What you have to do: Reproduce all of the data exactly.

Dataset records

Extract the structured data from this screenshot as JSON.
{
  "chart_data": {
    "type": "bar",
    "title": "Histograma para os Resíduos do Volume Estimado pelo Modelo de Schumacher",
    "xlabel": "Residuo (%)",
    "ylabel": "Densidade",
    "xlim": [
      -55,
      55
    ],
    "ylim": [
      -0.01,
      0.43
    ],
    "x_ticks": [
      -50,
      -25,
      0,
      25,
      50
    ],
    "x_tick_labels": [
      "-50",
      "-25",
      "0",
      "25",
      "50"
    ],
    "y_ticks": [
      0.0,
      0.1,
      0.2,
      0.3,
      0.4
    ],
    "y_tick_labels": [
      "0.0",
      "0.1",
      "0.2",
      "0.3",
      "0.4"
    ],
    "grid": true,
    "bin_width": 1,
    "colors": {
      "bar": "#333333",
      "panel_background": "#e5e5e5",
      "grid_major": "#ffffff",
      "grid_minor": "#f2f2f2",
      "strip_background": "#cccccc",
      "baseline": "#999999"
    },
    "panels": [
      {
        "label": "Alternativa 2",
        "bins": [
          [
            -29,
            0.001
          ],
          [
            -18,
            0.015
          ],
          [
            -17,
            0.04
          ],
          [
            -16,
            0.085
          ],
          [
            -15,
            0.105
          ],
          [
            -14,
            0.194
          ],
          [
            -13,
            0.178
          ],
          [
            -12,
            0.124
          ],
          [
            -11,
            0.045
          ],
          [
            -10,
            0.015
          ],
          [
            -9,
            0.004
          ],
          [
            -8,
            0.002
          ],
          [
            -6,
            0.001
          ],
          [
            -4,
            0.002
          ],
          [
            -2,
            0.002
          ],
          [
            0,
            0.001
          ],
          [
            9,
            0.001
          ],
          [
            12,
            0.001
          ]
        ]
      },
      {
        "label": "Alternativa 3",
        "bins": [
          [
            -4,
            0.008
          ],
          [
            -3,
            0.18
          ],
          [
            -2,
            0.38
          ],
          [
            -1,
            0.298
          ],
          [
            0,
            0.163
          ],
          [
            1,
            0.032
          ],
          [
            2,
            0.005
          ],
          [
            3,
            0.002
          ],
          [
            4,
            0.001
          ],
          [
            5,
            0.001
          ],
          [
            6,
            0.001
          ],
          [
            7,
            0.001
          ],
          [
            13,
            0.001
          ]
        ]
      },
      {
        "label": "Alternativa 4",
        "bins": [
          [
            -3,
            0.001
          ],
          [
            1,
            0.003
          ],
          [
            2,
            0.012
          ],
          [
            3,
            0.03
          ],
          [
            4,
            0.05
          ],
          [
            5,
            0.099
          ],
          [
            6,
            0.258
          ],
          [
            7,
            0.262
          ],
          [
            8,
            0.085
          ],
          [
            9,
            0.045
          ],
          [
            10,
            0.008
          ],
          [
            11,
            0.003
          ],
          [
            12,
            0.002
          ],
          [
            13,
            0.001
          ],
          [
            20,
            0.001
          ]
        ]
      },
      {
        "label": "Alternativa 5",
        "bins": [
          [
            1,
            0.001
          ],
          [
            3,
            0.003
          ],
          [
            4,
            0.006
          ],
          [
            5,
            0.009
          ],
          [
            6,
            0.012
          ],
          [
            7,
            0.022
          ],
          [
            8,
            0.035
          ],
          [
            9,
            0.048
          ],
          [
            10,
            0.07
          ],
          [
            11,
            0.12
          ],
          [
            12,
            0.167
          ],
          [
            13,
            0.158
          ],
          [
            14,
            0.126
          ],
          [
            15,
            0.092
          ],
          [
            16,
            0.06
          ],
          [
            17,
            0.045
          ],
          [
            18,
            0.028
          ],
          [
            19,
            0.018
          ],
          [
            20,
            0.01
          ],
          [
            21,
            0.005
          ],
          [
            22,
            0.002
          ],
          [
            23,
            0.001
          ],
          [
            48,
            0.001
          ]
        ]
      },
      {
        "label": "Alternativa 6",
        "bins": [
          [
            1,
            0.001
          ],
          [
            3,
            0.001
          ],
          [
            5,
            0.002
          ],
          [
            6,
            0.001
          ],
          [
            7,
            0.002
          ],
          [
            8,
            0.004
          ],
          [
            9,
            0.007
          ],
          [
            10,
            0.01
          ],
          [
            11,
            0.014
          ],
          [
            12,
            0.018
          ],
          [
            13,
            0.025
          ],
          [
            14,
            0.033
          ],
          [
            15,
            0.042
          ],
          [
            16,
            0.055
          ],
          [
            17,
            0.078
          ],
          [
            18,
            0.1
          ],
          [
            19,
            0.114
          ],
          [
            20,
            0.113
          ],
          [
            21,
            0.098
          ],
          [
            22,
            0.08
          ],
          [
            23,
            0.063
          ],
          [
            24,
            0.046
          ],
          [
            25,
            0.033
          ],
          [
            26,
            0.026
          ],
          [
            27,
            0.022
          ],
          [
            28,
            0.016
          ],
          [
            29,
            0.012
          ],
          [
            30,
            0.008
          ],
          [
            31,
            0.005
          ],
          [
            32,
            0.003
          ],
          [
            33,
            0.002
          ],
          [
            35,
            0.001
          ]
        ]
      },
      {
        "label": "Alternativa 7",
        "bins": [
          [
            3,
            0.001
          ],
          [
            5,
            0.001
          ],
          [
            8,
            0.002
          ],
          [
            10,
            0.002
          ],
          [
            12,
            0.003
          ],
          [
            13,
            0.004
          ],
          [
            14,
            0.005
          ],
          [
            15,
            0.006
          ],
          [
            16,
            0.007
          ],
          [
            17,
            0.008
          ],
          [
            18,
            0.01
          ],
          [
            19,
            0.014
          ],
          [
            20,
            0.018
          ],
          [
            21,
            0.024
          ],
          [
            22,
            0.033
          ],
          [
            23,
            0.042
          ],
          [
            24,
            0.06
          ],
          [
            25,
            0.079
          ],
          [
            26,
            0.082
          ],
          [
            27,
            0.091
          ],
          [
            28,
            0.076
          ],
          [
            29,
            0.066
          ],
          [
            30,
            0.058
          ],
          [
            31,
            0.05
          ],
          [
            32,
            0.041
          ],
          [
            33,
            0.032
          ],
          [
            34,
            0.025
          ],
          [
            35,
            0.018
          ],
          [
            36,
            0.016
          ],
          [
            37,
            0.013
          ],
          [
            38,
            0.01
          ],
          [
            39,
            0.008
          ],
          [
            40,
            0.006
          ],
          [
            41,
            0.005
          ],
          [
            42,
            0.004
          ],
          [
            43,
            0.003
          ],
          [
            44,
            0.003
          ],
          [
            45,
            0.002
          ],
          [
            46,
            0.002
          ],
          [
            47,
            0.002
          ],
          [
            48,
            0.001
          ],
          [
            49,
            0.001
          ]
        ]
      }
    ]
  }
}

Task response:
Extract the structured data from this screenshot as JSON.
{
  "chart_data": {
    "type": "bar",
    "title": "Histograma para os Resíduos do Volume Estimado pelo Modelo de Schumacher",
    "xlabel": "Residuo (%)",
    "ylabel": "Densidade",
    "xlim": [
      -55,
      55
    ],
    "ylim": [
      -0.01,
      0.43
    ],
    "x_ticks": [
      -50,
      -25,
      0,
      25,
      50
    ],
    "x_tick_labels": [
      "-50",
      "-25",
      "0",
      "25",
      "50"
    ],
    "y_ticks": [
      0.0,
      0.1,
      0.2,
      0.3,
      0.4
    ],
    "y_tick_labels": [
      "0.0",
      "0.1",
      "0.2",
      "0.3",
      "0.4"
    ],
    "grid": true,
    "bin_width": 1,
    "colors": {
      "bar": "#333333",
      "panel_background": "#e5e5e5",
      "grid_major": "#ffffff",
      "grid_minor": "#f2f2f2",
      "strip_background": "#cccccc",
      "baseline": "#999999"
    },
    "panels": [
      {
        "label": "Alternativa 2",
        "bins": [
          [
            -29,
            0.001
          ],
          [
            -18,
            0.015
          ],
          [
            -17,
            0.04
          ],
          [
            -16,
            0.085
          ],
          [
            -15,
            0.105
          ],
          [
            -14,
            0.194
          ],
          [
            -13,
            0.178
          ],
          [
            -12,
            0.124
          ],
          [
            -11,
            0.045
          ],
          [
            -10,
            0.015
          ],
          [
            -9,
            0.004
          ],
          [
            -8,
            0.002
          ],
          [
            -6,
            0.001
          ],
          [
            -4,
            0.002
          ],
          [
            -2,
            0.002
          ],
          [
            0,
            0.001
          ],
          [
            9,
            0.001
          ],
          [
            12,
            0.001
          ]
        ]
      },
      {
        "label": "Alternativa 3",
        "bins": [
          [
            -4,
            0.008
          ],
          [
            -3,
            0.18
          ],
          [
            -2,
            0.38
          ],
          [
            -1,
            0.298
          ],
          [
            0,
            0.163
          ],
          [
            1,
            0.032
          ],
          [
            2,
            0.005
          ],
          [
            3,
            0.002
          ],
          [
            4,
            0.001
          ],
          [
            5,
            0.001
          ],
          [
            6,
            0.001
          ],
          [
            7,
            0.001
          ],
          [
            13,
            0.001
          ]
        ]
      },
      {
        "label": "Alternativa 4",
        "bins": [
          [
            -3,
            0.001
          ],
          [
            1,
            0.003
          ],
          [
            2,
            0.012
          ],
          [
            3,
            0.03
          ],
          [
            4,
            0.05
          ],
          [
            5,
            0.099
          ],
          [
            6,
            0.258
          ],
          [
            7,
            0.262
          ],
          [
            8,
            0.085
          ],
          [
            9,
            0.045
          ],
          [
            10,
            0.008
          ],
          [
            11,
            0.003
          ],
          [
            12,
            0.002
          ],
          [
            13,
            0.001
          ],
          [
            20,
            0.001
          ]
        ]
      },
      {
        "label": "Alternativa 5",
        "bins": [
          [
            1,
            0.001
          ],
          [
            3,
            0.003
          ],
          [
            4,
            0.006
          ],
          [
            5,
            0.009
          ],
          [
            6,
            0.012
          ],
          [
            7,
            0.022
          ],
          [
            8,
            0.035
          ],
          [
            9,
            0.048
          ],
          [
            10,
            0.07
          ],
          [
            11,
            0.12
          ],
          [
            12,
            0.167
          ],
          [
            13,
            0.158
          ],
          [
            14,
            0.126
          ],
          [
            15,
            0.092
          ],
          [
            16,
            0.06
          ],
          [
            17,
            0.045
          ],
          [
            18,
            0.028
          ],
          [
            19,
            0.018
          ],
          [
            20,
            0.01
          ],
          [
            21,
            0.005
          ],
          [
            22,
            0.002
          ],
          [
            23,
            0.001
          ],
          [
            48,
            0.001
          ]
        ]
      },
      {
        "label": "Alternativa 6",
        "bins": [
          [
            1,
            0.001
          ],
          [
            3,
            0.001
          ],
          [
            5,
            0.002
          ],
          [
            6,
            0.001
          ],
          [
            7,
            0.002
          ],
          [
            8,
            0.004
          ],
          [
            9,
            0.007
          ],
          [
            10,
            0.01
          ],
          [
            11,
            0.014
          ],
          [
            12,
            0.018
          ],
          [
            13,
            0.025
          ],
          [
            14,
            0.033
          ],
          [
            15,
            0.042
          ],
          [
            16,
            0.055
          ],
          [
            17,
            0.078
          ],
          [
            18,
            0.1
          ],
          [
            19,
            0.114
          ],
          [
            20,
            0.113
          ],
          [
            21,
            0.098
          ],
          [
            22,
            0.08
          ],
          [
            23,
            0.063
          ],
          [
            24,
            0.046
          ],
          [
            25,
            0.033
          ],
          [
            26,
            0.026
          ],
          [
            27,
            0.022
          ],
          [
            28,
            0.016
          ],
          [
            29,
            0.012
          ],
          [
            30,
            0.008
          ],
          [
            31,
            0.005
          ],
          [
            32,
            0.003
          ],
          [
            33,
            0.002
          ],
          [
            35,
            0.001
          ]
        ]
      },
      {
        "label": "Alternativa 7",
        "bins": [
          [
            3,
            0.001
          ],
          [
            5,
            0.001
          ],
          [
            8,
            0.002
          ],
          [
            10,
            0.002
          ],
          [
            12,
            0.003
          ],
          [
            13,
            0.004
          ],
          [
            14,
            0.005
          ],
          [
            15,
            0.006
          ],
          [
            16,
            0.007
          ],
          [
            17,
            0.008
          ],
          [
            18,
            0.01
          ],
          [
            19,
            0.014
          ],
          [
            20,
            0.018
          ],
          [
            21,
            0.024
          ],
          [
            22,
            0.033
          ],
          [
            23,
            0.042
          ],
          [
            24,
            0.06
          ],
          [
            25,
            0.079
          ],
          [
            26,
            0.082
          ],
          [
            27,
            0.091
          ],
          [
            28,
            0.076
          ],
          [
            29,
            0.066
          ],
          [
            30,
            0.058
          ],
          [
            31,
            0.05
          ],
          [
            32,
            0.041
          ],
          [
            33,
            0.032
          ],
          [
            34,
            0.025
          ],
          [
            35,
            0.018
          ],
          [
            36,
            0.016
          ],
          [
            37,
            0.013
          ],
          [
            38,
            0.01
          ],
          [
            39,
            0.008
          ],
          [
            40,
            0.006
          ],
          [
            41,
            0.005
          ],
          [
            42,
            0.004
          ],
          [
            43,
            0.003
          ],
          [
            44,
            0.003
          ],
          [
            45,
            0.002
          ],
          [
            46,
            0.002
          ],
          [
            47,
            0.002
          ],
          [
            48,
            0.001
          ],
          [
            49,
            0.001
          ]
        ]
      }
    ]
  }
}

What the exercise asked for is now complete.